== DIRECTION ==
Give the data below again, word for word.

Saved entries
## Start

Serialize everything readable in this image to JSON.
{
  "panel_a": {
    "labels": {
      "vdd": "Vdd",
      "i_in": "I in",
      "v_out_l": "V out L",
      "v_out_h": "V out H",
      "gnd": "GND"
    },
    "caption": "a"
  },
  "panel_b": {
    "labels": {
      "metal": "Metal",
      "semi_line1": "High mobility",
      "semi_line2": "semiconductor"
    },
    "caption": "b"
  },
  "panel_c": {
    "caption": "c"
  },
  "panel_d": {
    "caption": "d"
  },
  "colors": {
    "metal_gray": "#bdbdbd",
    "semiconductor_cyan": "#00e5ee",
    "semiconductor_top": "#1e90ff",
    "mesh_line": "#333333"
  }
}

## End

== OUTPUT FOR THIS TASK ==
Serialize everything readable in this image to JSON.
{
  "panel_a": {
    "labels": {
      "vdd": "Vdd",
      "i_in": "I in",
      "v_out_l": "V out L",
      "v_out_h": "V out H",
      "gnd": "GND"
    },
    "caption": "a"
  },
  "panel_b": {
    "labels": {
      "metal": "Metal",
      "semi_line1": "High mobility",
      "semi_line2": "semiconductor"
    },
    "caption": "b"
  },
  "panel_c": {
    "caption": "c"
  },
  "panel_d": {
    "caption": "d"
  },
  "colors": {
    "metal_gray": "#bdbdbd",
    "semiconductor_cyan": "#00e5ee",
    "semiconductor_top": "#1e90ff",
    "mesh_line": "#333333"
  }
}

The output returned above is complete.